## Problem to solve
The data below should be printed in full, exactly, and without any of its images.

- - - - - - -

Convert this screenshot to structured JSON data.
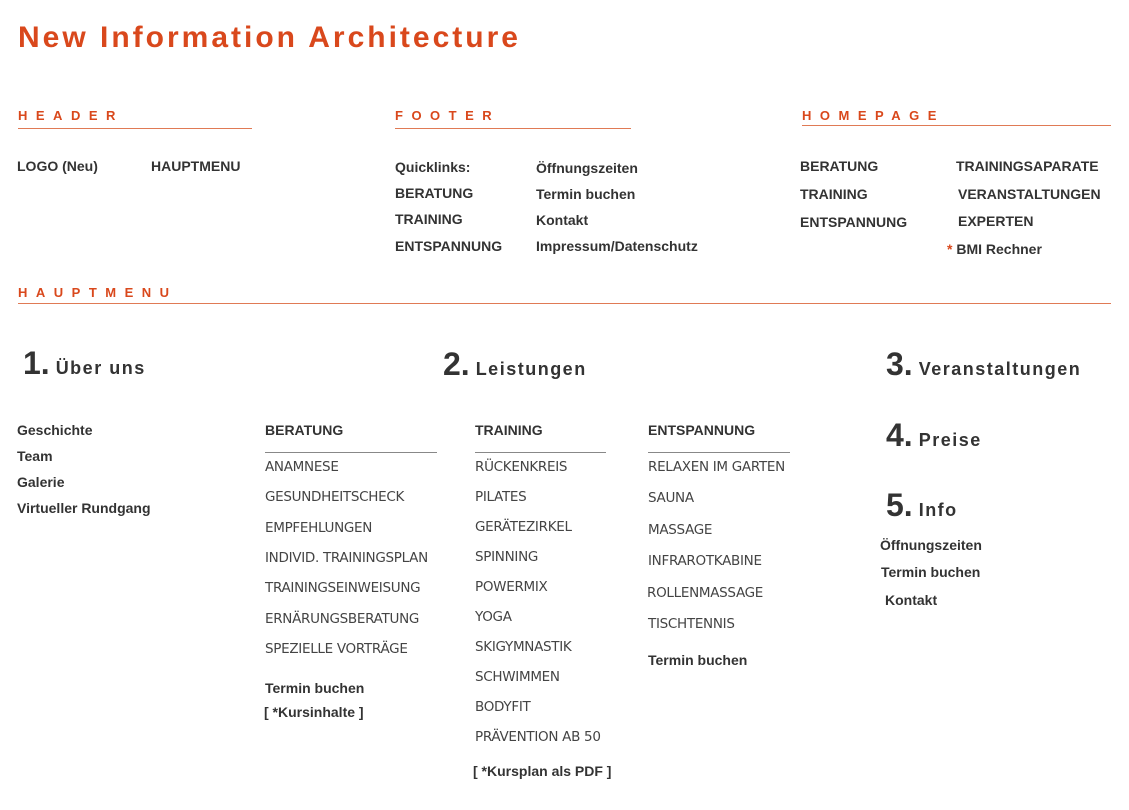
{
  "title": "New Information Architecture",
  "header": {
    "label": "HEADER",
    "items": [
      "LOGO (Neu)",
      "HAUPTMENU"
    ]
  },
  "footer": {
    "label": "FOOTER",
    "left": [
      "Quicklinks:",
      "BERATUNG",
      "TRAINING",
      "ENTSPANNUNG"
    ],
    "right": [
      "Öffnungszeiten",
      "Termin buchen",
      "Kontakt",
      "Impressum/Datenschutz"
    ]
  },
  "homepage": {
    "label": "HOMEPAGE",
    "left": [
      "BERATUNG",
      "TRAINING",
      "ENTSPANNUNG"
    ],
    "right": [
      "TRAININGSAPARATE",
      "VERANSTALTUNGEN",
      "EXPERTEN"
    ],
    "bmi_asterisk": "*",
    "bmi": "BMI Rechner"
  },
  "hauptmenu": {
    "label": "HAUPTMENU",
    "sections": [
      {
        "num": "1.",
        "title": "Über uns",
        "items": [
          "Geschichte",
          "Team",
          "Galerie",
          "Virtueller Rundgang"
        ]
      },
      {
        "num": "2.",
        "title": "Leistungen"
      },
      {
        "num": "3.",
        "title": "Veranstaltungen"
      },
      {
        "num": "4.",
        "title": "Preise"
      },
      {
        "num": "5.",
        "title": "Info",
        "items": [
          "Öffnungszeiten",
          "Termin buchen",
          "Kontakt"
        ]
      }
    ],
    "beratung": {
      "header": "BERATUNG",
      "items": [
        "ANAMNESE",
        "GESUNDHEITSCHECK",
        "EMPFEHLUNGEN",
        "INDIVID. TRAININGSPLAN",
        "TRAININGSEINWEISUNG",
        "ERNÄRUNGSBERATUNG",
        "SPEZIELLE VORTRÄGE"
      ],
      "extra": [
        "Termin buchen",
        "[ *Kursinhalte ]"
      ]
    },
    "training": {
      "header": "TRAINING",
      "items": [
        "RÜCKENKREIS",
        "PILATES",
        "GERÄTEZIRKEL",
        "SPINNING",
        "POWERMIX",
        "YOGA",
        "SKIGYMNASTIK",
        "SCHWIMMEN",
        "BODYFIT",
        "PRÄVENTION AB 50"
      ],
      "extra": [
        "[ *Kursplan als PDF ]"
      ]
    },
    "entspannung": {
      "header": "ENTSPANNUNG",
      "items": [
        "RELAXEN IM GARTEN",
        "SAUNA",
        "MASSAGE",
        "INFRAROTKABINE",
        "ROLLENMASSAGE",
        "TISCHTENNIS"
      ],
      "extra": [
        "Termin buchen"
      ]
    }
  },
  "colors": {
    "accent": "#d9481c",
    "text": "#333333"
  }
}
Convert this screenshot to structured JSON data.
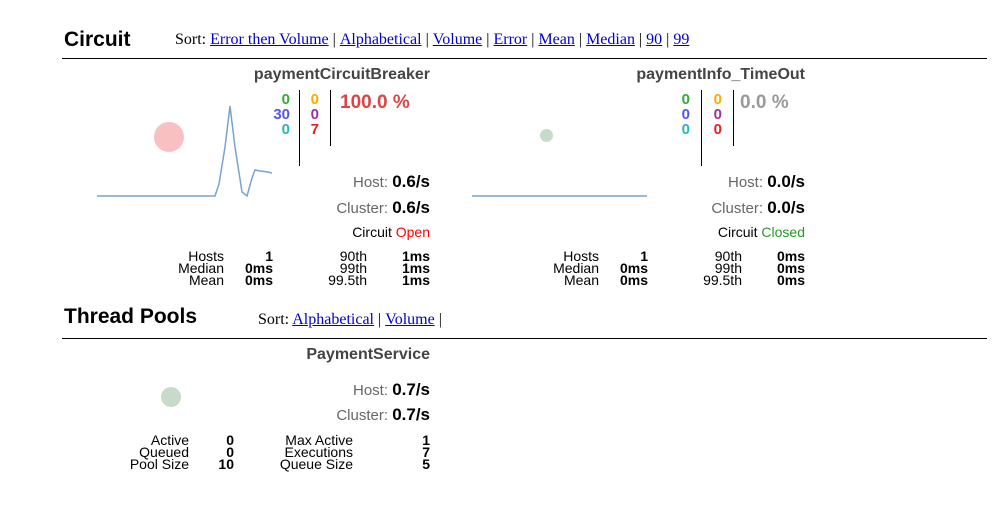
{
  "circuit_section": {
    "title": "Circuit",
    "sort_label": "Sort:",
    "sort_options": [
      "Error then Volume",
      "Alphabetical",
      "Volume",
      "Error",
      "Mean",
      "Median",
      "90",
      "99"
    ]
  },
  "circuits": [
    {
      "name": "paymentCircuitBreaker",
      "counts_col1": [
        "0",
        "30",
        "0"
      ],
      "counts_col2": [
        "0",
        "0",
        "7"
      ],
      "error_percent": "100.0 %",
      "host_label": "Host:",
      "host_rate": "0.6/s",
      "cluster_label": "Cluster:",
      "cluster_rate": "0.6/s",
      "circuit_label": "Circuit",
      "circuit_state": "Open",
      "stats": {
        "hosts_label": "Hosts",
        "hosts": "1",
        "median_label": "Median",
        "median": "0ms",
        "mean_label": "Mean",
        "mean": "0ms",
        "p90_label": "90th",
        "p90": "1ms",
        "p99_label": "99th",
        "p99": "1ms",
        "p995_label": "99.5th",
        "p995": "1ms"
      },
      "colors": {
        "circle": "#f8c0c0",
        "percent": "#dd4444",
        "state": "#ff0000"
      }
    },
    {
      "name": "paymentInfo_TimeOut",
      "counts_col1": [
        "0",
        "0",
        "0"
      ],
      "counts_col2": [
        "0",
        "0",
        "0"
      ],
      "error_percent": "0.0 %",
      "host_label": "Host:",
      "host_rate": "0.0/s",
      "cluster_label": "Cluster:",
      "cluster_rate": "0.0/s",
      "circuit_label": "Circuit",
      "circuit_state": "Closed",
      "stats": {
        "hosts_label": "Hosts",
        "hosts": "1",
        "median_label": "Median",
        "median": "0ms",
        "mean_label": "Mean",
        "mean": "0ms",
        "p90_label": "90th",
        "p90": "0ms",
        "p99_label": "99th",
        "p99": "0ms",
        "p995_label": "99.5th",
        "p995": "0ms"
      },
      "colors": {
        "circle": "#c6dbc9",
        "percent": "#999999",
        "state": "#229922"
      }
    }
  ],
  "count_colors": {
    "col1": [
      "#33aa33",
      "#5555ee",
      "#22bbaa"
    ],
    "col2": [
      "#ffaa00",
      "#993399",
      "#dd2222"
    ]
  },
  "thread_section": {
    "title": "Thread Pools",
    "sort_label": "Sort:",
    "sort_options": [
      "Alphabetical",
      "Volume"
    ]
  },
  "thread_pools": [
    {
      "name": "PaymentService",
      "host_label": "Host:",
      "host_rate": "0.7/s",
      "cluster_label": "Cluster:",
      "cluster_rate": "0.7/s",
      "stats": {
        "active_label": "Active",
        "active": "0",
        "queued_label": "Queued",
        "queued": "0",
        "pool_size_label": "Pool Size",
        "pool_size": "10",
        "max_active_label": "Max Active",
        "max_active": "1",
        "executions_label": "Executions",
        "executions": "7",
        "queue_size_label": "Queue Size",
        "queue_size": "5"
      },
      "colors": {
        "circle": "#c6dbc9"
      }
    }
  ]
}
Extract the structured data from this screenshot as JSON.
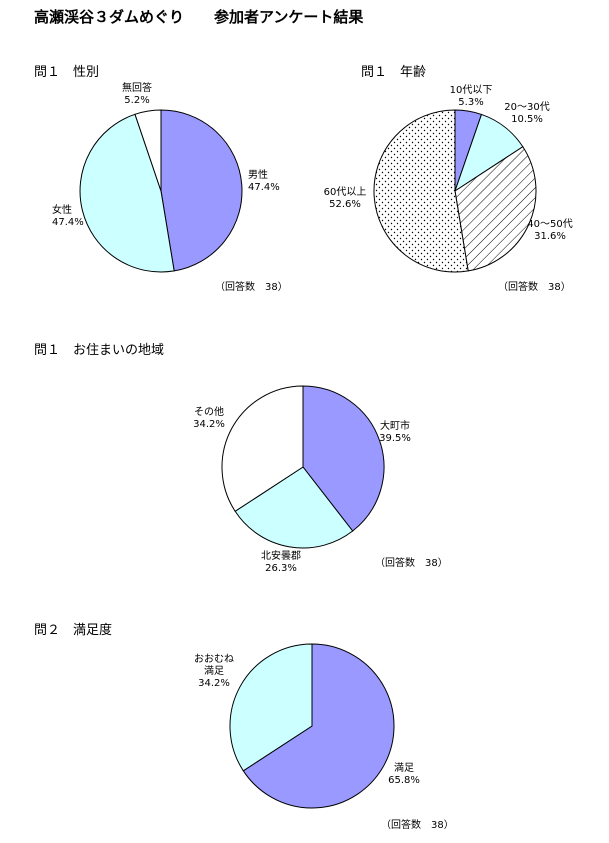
{
  "page": {
    "title": "高瀬渓谷３ダムめぐり　　参加者アンケート結果"
  },
  "colors": {
    "blue": "#9999ff",
    "lightcyan": "#ccffff",
    "white": "#ffffff",
    "outline": "#000000"
  },
  "chart_data": [
    {
      "type": "pie",
      "title": "問１　性別",
      "note": "（回答数　38）",
      "slices": [
        {
          "label": "男性",
          "value": 47.4,
          "display": "47.4%",
          "fill": "blue"
        },
        {
          "label": "女性",
          "value": 47.4,
          "display": "47.4%",
          "fill": "lightcyan"
        },
        {
          "label": "無回答",
          "value": 5.2,
          "display": "5.2%",
          "fill": "white"
        }
      ]
    },
    {
      "type": "pie",
      "title": "問１　年齢",
      "note": "（回答数　38）",
      "slices": [
        {
          "label": "10代以下",
          "value": 5.3,
          "display": "5.3%",
          "fill": "blue"
        },
        {
          "label": "20～30代",
          "value": 10.5,
          "display": "10.5%",
          "fill": "lightcyan"
        },
        {
          "label": "40～50代",
          "value": 31.6,
          "display": "31.6%",
          "fill": "hatch"
        },
        {
          "label": "60代以上",
          "value": 52.6,
          "display": "52.6%",
          "fill": "dots"
        }
      ]
    },
    {
      "type": "pie",
      "title": "問１　お住まいの地域",
      "note": "（回答数　38）",
      "slices": [
        {
          "label": "大町市",
          "value": 39.5,
          "display": "39.5%",
          "fill": "blue"
        },
        {
          "label": "北安曇郡",
          "value": 26.3,
          "display": "26.3%",
          "fill": "lightcyan"
        },
        {
          "label": "その他",
          "value": 34.2,
          "display": "34.2%",
          "fill": "white"
        }
      ]
    },
    {
      "type": "pie",
      "title": "問２　満足度",
      "note": "（回答数　38）",
      "slices": [
        {
          "label": "満足",
          "value": 65.8,
          "display": "65.8%",
          "fill": "blue"
        },
        {
          "label": "おおむね\n満足",
          "value": 34.2,
          "display": "34.2%",
          "fill": "lightcyan"
        }
      ]
    }
  ]
}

- - - - - - -

## Task solution
Convert this screenshot to structured JSON data.
{
  "title": "New Information Architecture",
  "header": {
    "label": "HEADER",
    "items": [
      "LOGO (Neu)",
      "HAUPTMENU"
    ]
  },
  "footer": {
    "label": "FOOTER",
    "left": [
      "Quicklinks:",
      "BERATUNG",
      "TRAINING",
      "ENTSPANNUNG"
    ],
    "right": [
      "Öffnungszeiten",
      "Termin buchen",
      "Kontakt",
      "Impressum/Datenschutz"
    ]
  },
  "homepage": {
    "label": "HOMEPAGE",
    "left": [
      "BERATUNG",
      "TRAINING",
      "ENTSPANNUNG"
    ],
    "right": [
      "TRAININGSAPARATE",
      "VERANSTALTUNGEN",
      "EXPERTEN"
    ],
    "bmi_asterisk": "*",
    "bmi": "BMI Rechner"
  },
  "hauptmenu": {
    "label": "HAUPTMENU",
    "sections": [
      {
        "num": "1.",
        "title": "Über uns",
        "items": [
          "Geschichte",
          "Team",
          "Galerie",
          "Virtueller Rundgang"
        ]
      },
      {
        "num": "2.",
        "title": "Leistungen"
      },
      {
        "num": "3.",
        "title": "Veranstaltungen"
      },
      {
        "num": "4.",
        "title": "Preise"
      },
      {
        "num": "5.",
        "title": "Info",
        "items": [
          "Öffnungszeiten",
          "Termin buchen",
          "Kontakt"
        ]
      }
    ],
    "beratung": {
      "header": "BERATUNG",
      "items": [
        "ANAMNESE",
        "GESUNDHEITSCHECK",
        "EMPFEHLUNGEN",
        "INDIVID. TRAININGSPLAN",
        "TRAININGSEINWEISUNG",
        "ERNÄRUNGSBERATUNG",
        "SPEZIELLE VORTRÄGE"
      ],
      "extra": [
        "Termin buchen",
        "[ *Kursinhalte ]"
      ]
    },
    "training": {
      "header": "TRAINING",
      "items": [
        "RÜCKENKREIS",
        "PILATES",
        "GERÄTEZIRKEL",
        "SPINNING",
        "POWERMIX",
        "YOGA",
        "SKIGYMNASTIK",
        "SCHWIMMEN",
        "BODYFIT",
        "PRÄVENTION AB 50"
      ],
      "extra": [
        "[ *Kursplan als PDF ]"
      ]
    },
    "entspannung": {
      "header": "ENTSPANNUNG",
      "items": [
        "RELAXEN IM GARTEN",
        "SAUNA",
        "MASSAGE",
        "INFRAROTKABINE",
        "ROLLENMASSAGE",
        "TISCHTENNIS"
      ],
      "extra": [
        "Termin buchen"
      ]
    }
  },
  "colors": {
    "accent": "#d9481c",
    "text": "#333333"
  }
}
Convert this screenshot to structured JSON data.
{
  "circuit_section": {
    "title": "Circuit",
    "sort_label": "Sort:",
    "sort_options": [
      "Error then Volume",
      "Alphabetical",
      "Volume",
      "Error",
      "Mean",
      "Median",
      "90",
      "99"
    ]
  },
  "circuits": [
    {
      "name": "paymentCircuitBreaker",
      "counts_col1": [
        "0",
        "30",
        "0"
      ],
      "counts_col2": [
        "0",
        "0",
        "7"
      ],
      "error_percent": "100.0 %",
      "host_label": "Host:",
      "host_rate": "0.6/s",
      "cluster_label": "Cluster:",
      "cluster_rate": "0.6/s",
      "circuit_label": "Circuit",
      "circuit_state": "Open",
      "stats": {
        "hosts_label": "Hosts",
        "hosts": "1",
        "median_label": "Median",
        "median": "0ms",
        "mean_label": "Mean",
        "mean": "0ms",
        "p90_label": "90th",
        "p90": "1ms",
        "p99_label": "99th",
        "p99": "1ms",
        "p995_label": "99.5th",
        "p995": "1ms"
      },
      "colors": {
        "circle": "#f8c0c0",
        "percent": "#dd4444",
        "state": "#ff0000"
      }
    },
    {
      "name": "paymentInfo_TimeOut",
      "counts_col1": [
        "0",
        "0",
        "0"
      ],
      "counts_col2": [
        "0",
        "0",
        "0"
      ],
      "error_percent": "0.0 %",
      "host_label": "Host:",
      "host_rate": "0.0/s",
      "cluster_label": "Cluster:",
      "cluster_rate": "0.0/s",
      "circuit_label": "Circuit",
      "circuit_state": "Closed",
      "stats": {
        "hosts_label": "Hosts",
        "hosts": "1",
        "median_label": "Median",
        "median": "0ms",
        "mean_label": "Mean",
        "mean": "0ms",
        "p90_label": "90th",
        "p90": "0ms",
        "p99_label": "99th",
        "p99": "0ms",
        "p995_label": "99.5th",
        "p995": "0ms"
      },
      "colors": {
        "circle": "#c6dbc9",
        "percent": "#999999",
        "state": "#229922"
      }
    }
  ],
  "count_colors": {
    "col1": [
      "#33aa33",
      "#5555ee",
      "#22bbaa"
    ],
    "col2": [
      "#ffaa00",
      "#993399",
      "#dd2222"
    ]
  },
  "thread_section": {
    "title": "Thread Pools",
    "sort_label": "Sort:",
    "sort_options": [
      "Alphabetical",
      "Volume"
    ]
  },
  "thread_pools": [
    {
      "name": "PaymentService",
      "host_label": "Host:",
      "host_rate": "0.7/s",
      "cluster_label": "Cluster:",
      "cluster_rate": "0.7/s",
      "stats": {
        "active_label": "Active",
        "active": "0",
        "queued_label": "Queued",
        "queued": "0",
        "pool_size_label": "Pool Size",
        "pool_size": "10",
        "max_active_label": "Max Active",
        "max_active": "1",
        "executions_label": "Executions",
        "executions": "7",
        "queue_size_label": "Queue Size",
        "queue_size": "5"
      },
      "colors": {
        "circle": "#c6dbc9"
      }
    }
  ]
}
Extract the structured data from this screenshot as JSON.
{
  "page": {
    "title": "高瀬渓谷３ダムめぐり　　参加者アンケート結果"
  },
  "colors": {
    "blue": "#9999ff",
    "lightcyan": "#ccffff",
    "white": "#ffffff",
    "outline": "#000000"
  },
  "chart_data": [
    {
      "type": "pie",
      "title": "問１　性別",
      "note": "（回答数　38）",
      "slices": [
        {
          "label": "男性",
          "value": 47.4,
          "display": "47.4%",
          "fill": "blue"
        },
        {
          "label": "女性",
          "value": 47.4,
          "display": "47.4%",
          "fill": "lightcyan"
        },
        {
          "label": "無回答",
          "value": 5.2,
          "display": "5.2%",
          "fill": "white"
        }
      ]
    },
    {
      "type": "pie",
      "title": "問１　年齢",
      "note": "（回答数　38）",
      "slices": [
        {
          "label": "10代以下",
          "value": 5.3,
          "display": "5.3%",
          "fill": "blue"
        },
        {
          "label": "20～30代",
          "value": 10.5,
          "display": "10.5%",
          "fill": "lightcyan"
        },
        {
          "label": "40～50代",
          "value": 31.6,
          "display": "31.6%",
          "fill": "hatch"
        },
        {
          "label": "60代以上",
          "value": 52.6,
          "display": "52.6%",
          "fill": "dots"
        }
      ]
    },
    {
      "type": "pie",
      "title": "問１　お住まいの地域",
      "note": "（回答数　38）",
      "slices": [
        {
          "label": "大町市",
          "value": 39.5,
          "display": "39.5%",
          "fill": "blue"
        },
        {
          "label": "北安曇郡",
          "value": 26.3,
          "display": "26.3%",
          "fill": "lightcyan"
        },
        {
          "label": "その他",
          "value": 34.2,
          "display": "34.2%",
          "fill": "white"
        }
      ]
    },
    {
      "type": "pie",
      "title": "問２　満足度",
      "note": "（回答数　38）",
      "slices": [
        {
          "label": "満足",
          "value": 65.8,
          "display": "65.8%",
          "fill": "blue"
        },
        {
          "label": "おおむね\n満足",
          "value": 34.2,
          "display": "34.2%",
          "fill": "lightcyan"
        }
      ]
    }
  ]
}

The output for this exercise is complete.